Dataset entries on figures
▽

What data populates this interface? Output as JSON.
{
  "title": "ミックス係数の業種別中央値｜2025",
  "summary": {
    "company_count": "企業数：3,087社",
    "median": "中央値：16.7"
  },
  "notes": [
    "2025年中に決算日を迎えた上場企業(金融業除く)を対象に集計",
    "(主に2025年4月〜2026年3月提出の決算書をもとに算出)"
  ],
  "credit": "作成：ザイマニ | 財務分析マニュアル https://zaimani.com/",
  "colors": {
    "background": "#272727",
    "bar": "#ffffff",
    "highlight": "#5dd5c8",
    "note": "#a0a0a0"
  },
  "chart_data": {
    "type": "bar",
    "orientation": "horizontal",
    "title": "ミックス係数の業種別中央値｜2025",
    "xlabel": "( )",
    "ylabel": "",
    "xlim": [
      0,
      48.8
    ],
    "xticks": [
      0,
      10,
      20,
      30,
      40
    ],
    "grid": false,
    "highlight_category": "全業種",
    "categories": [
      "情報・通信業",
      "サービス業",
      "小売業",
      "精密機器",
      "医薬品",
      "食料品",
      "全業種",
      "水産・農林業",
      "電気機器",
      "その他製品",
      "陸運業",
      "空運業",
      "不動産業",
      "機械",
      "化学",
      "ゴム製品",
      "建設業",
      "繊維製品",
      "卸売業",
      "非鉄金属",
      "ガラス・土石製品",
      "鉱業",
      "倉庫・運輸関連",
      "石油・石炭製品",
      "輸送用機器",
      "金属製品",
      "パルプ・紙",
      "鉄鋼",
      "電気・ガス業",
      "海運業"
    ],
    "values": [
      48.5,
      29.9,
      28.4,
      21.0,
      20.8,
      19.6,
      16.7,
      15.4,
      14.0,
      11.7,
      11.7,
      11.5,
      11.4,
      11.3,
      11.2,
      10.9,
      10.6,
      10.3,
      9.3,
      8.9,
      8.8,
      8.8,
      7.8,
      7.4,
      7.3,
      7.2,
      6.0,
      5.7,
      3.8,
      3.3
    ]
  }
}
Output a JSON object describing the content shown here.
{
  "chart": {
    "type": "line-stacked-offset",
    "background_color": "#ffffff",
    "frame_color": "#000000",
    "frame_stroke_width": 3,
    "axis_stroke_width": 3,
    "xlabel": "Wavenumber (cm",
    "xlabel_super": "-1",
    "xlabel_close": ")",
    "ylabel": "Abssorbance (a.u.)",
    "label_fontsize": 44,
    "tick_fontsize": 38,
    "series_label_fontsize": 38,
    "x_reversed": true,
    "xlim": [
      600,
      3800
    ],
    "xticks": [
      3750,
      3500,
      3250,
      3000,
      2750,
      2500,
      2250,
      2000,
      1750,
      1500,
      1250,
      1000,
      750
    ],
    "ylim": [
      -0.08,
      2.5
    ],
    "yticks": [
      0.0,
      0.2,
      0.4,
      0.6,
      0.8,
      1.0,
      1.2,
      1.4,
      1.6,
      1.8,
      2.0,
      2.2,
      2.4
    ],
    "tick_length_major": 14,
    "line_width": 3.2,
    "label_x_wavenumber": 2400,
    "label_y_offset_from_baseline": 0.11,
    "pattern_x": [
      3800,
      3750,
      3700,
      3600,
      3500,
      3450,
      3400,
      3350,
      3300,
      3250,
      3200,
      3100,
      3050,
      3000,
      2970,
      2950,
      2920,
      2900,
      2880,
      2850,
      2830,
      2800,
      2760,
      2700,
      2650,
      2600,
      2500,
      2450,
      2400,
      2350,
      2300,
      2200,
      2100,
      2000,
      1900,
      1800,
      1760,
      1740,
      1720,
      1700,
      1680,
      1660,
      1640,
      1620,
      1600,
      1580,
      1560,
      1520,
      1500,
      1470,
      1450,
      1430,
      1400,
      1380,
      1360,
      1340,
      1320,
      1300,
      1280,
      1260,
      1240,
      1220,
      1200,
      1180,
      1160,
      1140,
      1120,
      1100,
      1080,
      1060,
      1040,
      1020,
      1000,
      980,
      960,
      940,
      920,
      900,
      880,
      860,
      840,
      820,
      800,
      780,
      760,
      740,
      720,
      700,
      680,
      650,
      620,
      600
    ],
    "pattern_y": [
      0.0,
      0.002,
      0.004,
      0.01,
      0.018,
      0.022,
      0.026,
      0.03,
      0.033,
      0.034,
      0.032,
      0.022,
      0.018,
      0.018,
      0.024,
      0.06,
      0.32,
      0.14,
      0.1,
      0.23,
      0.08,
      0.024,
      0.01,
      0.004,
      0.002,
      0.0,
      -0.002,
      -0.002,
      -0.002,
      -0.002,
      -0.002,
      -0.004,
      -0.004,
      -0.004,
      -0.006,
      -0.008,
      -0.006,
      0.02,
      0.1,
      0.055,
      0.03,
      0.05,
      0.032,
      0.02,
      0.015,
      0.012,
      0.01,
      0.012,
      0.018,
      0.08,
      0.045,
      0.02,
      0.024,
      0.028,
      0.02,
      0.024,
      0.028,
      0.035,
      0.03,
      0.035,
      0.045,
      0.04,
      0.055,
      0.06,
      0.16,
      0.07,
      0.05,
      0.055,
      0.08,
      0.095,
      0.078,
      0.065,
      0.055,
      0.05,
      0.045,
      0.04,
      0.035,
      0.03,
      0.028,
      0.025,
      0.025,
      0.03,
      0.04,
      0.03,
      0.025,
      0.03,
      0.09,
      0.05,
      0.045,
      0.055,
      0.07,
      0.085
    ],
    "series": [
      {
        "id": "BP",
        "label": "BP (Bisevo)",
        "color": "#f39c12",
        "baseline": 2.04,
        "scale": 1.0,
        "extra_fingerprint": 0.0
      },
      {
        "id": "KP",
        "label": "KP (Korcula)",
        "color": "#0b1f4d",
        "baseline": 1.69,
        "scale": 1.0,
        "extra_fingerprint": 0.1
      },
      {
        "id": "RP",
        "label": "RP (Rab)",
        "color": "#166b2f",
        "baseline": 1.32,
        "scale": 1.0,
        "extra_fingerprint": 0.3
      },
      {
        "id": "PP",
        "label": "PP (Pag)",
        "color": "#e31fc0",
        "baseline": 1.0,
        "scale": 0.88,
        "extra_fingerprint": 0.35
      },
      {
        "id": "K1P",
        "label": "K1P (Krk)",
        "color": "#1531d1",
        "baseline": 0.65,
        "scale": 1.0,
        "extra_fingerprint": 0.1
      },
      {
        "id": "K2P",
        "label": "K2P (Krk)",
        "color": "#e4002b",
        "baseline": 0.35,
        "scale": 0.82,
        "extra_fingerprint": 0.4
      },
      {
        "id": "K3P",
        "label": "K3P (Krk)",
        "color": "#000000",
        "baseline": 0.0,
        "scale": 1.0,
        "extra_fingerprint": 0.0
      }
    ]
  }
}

△

■ STATED EXERCISE: Repeat the records above exactly as they appear.

■ RESULT OF THE EXERCISE:
What data populates this interface? Output as JSON.
{
  "title": "ミックス係数の業種別中央値｜2025",
  "summary": {
    "company_count": "企業数：3,087社",
    "median": "中央値：16.7"
  },
  "notes": [
    "2025年中に決算日を迎えた上場企業(金融業除く)を対象に集計",
    "(主に2025年4月〜2026年3月提出の決算書をもとに算出)"
  ],
  "credit": "作成：ザイマニ | 財務分析マニュアル https://zaimani.com/",
  "colors": {
    "background": "#272727",
    "bar": "#ffffff",
    "highlight": "#5dd5c8",
    "note": "#a0a0a0"
  },
  "chart_data": {
    "type": "bar",
    "orientation": "horizontal",
    "title": "ミックス係数の業種別中央値｜2025",
    "xlabel": "( )",
    "ylabel": "",
    "xlim": [
      0,
      48.8
    ],
    "xticks": [
      0,
      10,
      20,
      30,
      40
    ],
    "grid": false,
    "highlight_category": "全業種",
    "categories": [
      "情報・通信業",
      "サービス業",
      "小売業",
      "精密機器",
      "医薬品",
      "食料品",
      "全業種",
      "水産・農林業",
      "電気機器",
      "その他製品",
      "陸運業",
      "空運業",
      "不動産業",
      "機械",
      "化学",
      "ゴム製品",
      "建設業",
      "繊維製品",
      "卸売業",
      "非鉄金属",
      "ガラス・土石製品",
      "鉱業",
      "倉庫・運輸関連",
      "石油・石炭製品",
      "輸送用機器",
      "金属製品",
      "パルプ・紙",
      "鉄鋼",
      "電気・ガス業",
      "海運業"
    ],
    "values": [
      48.5,
      29.9,
      28.4,
      21.0,
      20.8,
      19.6,
      16.7,
      15.4,
      14.0,
      11.7,
      11.7,
      11.5,
      11.4,
      11.3,
      11.2,
      10.9,
      10.6,
      10.3,
      9.3,
      8.9,
      8.8,
      8.8,
      7.8,
      7.4,
      7.3,
      7.2,
      6.0,
      5.7,
      3.8,
      3.3
    ]
  }
}
Output a JSON object describing the content shown here.
{
  "chart": {
    "type": "line-stacked-offset",
    "background_color": "#ffffff",
    "frame_color": "#000000",
    "frame_stroke_width": 3,
    "axis_stroke_width": 3,
    "xlabel": "Wavenumber (cm",
    "xlabel_super": "-1",
    "xlabel_close": ")",
    "ylabel": "Abssorbance (a.u.)",
    "label_fontsize": 44,
    "tick_fontsize": 38,
    "series_label_fontsize": 38,
    "x_reversed": true,
    "xlim": [
      600,
      3800
    ],
    "xticks": [
      3750,
      3500,
      3250,
      3000,
      2750,
      2500,
      2250,
      2000,
      1750,
      1500,
      1250,
      1000,
      750
    ],
    "ylim": [
      -0.08,
      2.5
    ],
    "yticks": [
      0.0,
      0.2,
      0.4,
      0.6,
      0.8,
      1.0,
      1.2,
      1.4,
      1.6,
      1.8,
      2.0,
      2.2,
      2.4
    ],
    "tick_length_major": 14,
    "line_width": 3.2,
    "label_x_wavenumber": 2400,
    "label_y_offset_from_baseline": 0.11,
    "pattern_x": [
      3800,
      3750,
      3700,
      3600,
      3500,
      3450,
      3400,
      3350,
      3300,
      3250,
      3200,
      3100,
      3050,
      3000,
      2970,
      2950,
      2920,
      2900,
      2880,
      2850,
      2830,
      2800,
      2760,
      2700,
      2650,
      2600,
      2500,
      2450,
      2400,
      2350,
      2300,
      2200,
      2100,
      2000,
      1900,
      1800,
      1760,
      1740,
      1720,
      1700,
      1680,
      1660,
      1640,
      1620,
      1600,
      1580,
      1560,
      1520,
      1500,
      1470,
      1450,
      1430,
      1400,
      1380,
      1360,
      1340,
      1320,
      1300,
      1280,
      1260,
      1240,
      1220,
      1200,
      1180,
      1160,
      1140,
      1120,
      1100,
      1080,
      1060,
      1040,
      1020,
      1000,
      980,
      960,
      940,
      920,
      900,
      880,
      860,
      840,
      820,
      800,
      780,
      760,
      740,
      720,
      700,
      680,
      650,
      620,
      600
    ],
    "pattern_y": [
      0.0,
      0.002,
      0.004,
      0.01,
      0.018,
      0.022,
      0.026,
      0.03,
      0.033,
      0.034,
      0.032,
      0.022,
      0.018,
      0.018,
      0.024,
      0.06,
      0.32,
      0.14,
      0.1,
      0.23,
      0.08,
      0.024,
      0.01,
      0.004,
      0.002,
      0.0,
      -0.002,
      -0.002,
      -0.002,
      -0.002,
      -0.002,
      -0.004,
      -0.004,
      -0.004,
      -0.006,
      -0.008,
      -0.006,
      0.02,
      0.1,
      0.055,
      0.03,
      0.05,
      0.032,
      0.02,
      0.015,
      0.012,
      0.01,
      0.012,
      0.018,
      0.08,
      0.045,
      0.02,
      0.024,
      0.028,
      0.02,
      0.024,
      0.028,
      0.035,
      0.03,
      0.035,
      0.045,
      0.04,
      0.055,
      0.06,
      0.16,
      0.07,
      0.05,
      0.055,
      0.08,
      0.095,
      0.078,
      0.065,
      0.055,
      0.05,
      0.045,
      0.04,
      0.035,
      0.03,
      0.028,
      0.025,
      0.025,
      0.03,
      0.04,
      0.03,
      0.025,
      0.03,
      0.09,
      0.05,
      0.045,
      0.055,
      0.07,
      0.085
    ],
    "series": [
      {
        "id": "BP",
        "label": "BP (Bisevo)",
        "color": "#f39c12",
        "baseline": 2.04,
        "scale": 1.0,
        "extra_fingerprint": 0.0
      },
      {
        "id": "KP",
        "label": "KP (Korcula)",
        "color": "#0b1f4d",
        "baseline": 1.69,
        "scale": 1.0,
        "extra_fingerprint": 0.1
      },
      {
        "id": "RP",
        "label": "RP (Rab)",
        "color": "#166b2f",
        "baseline": 1.32,
        "scale": 1.0,
        "extra_fingerprint": 0.3
      },
      {
        "id": "PP",
        "label": "PP (Pag)",
        "color": "#e31fc0",
        "baseline": 1.0,
        "scale": 0.88,
        "extra_fingerprint": 0.35
      },
      {
        "id": "K1P",
        "label": "K1P (Krk)",
        "color": "#1531d1",
        "baseline": 0.65,
        "scale": 1.0,
        "extra_fingerprint": 0.1
      },
      {
        "id": "K2P",
        "label": "K2P (Krk)",
        "color": "#e4002b",
        "baseline": 0.35,
        "scale": 0.82,
        "extra_fingerprint": 0.4
      },
      {
        "id": "K3P",
        "label": "K3P (Krk)",
        "color": "#000000",
        "baseline": 0.0,
        "scale": 1.0,
        "extra_fingerprint": 0.0
      }
    ]
  }
}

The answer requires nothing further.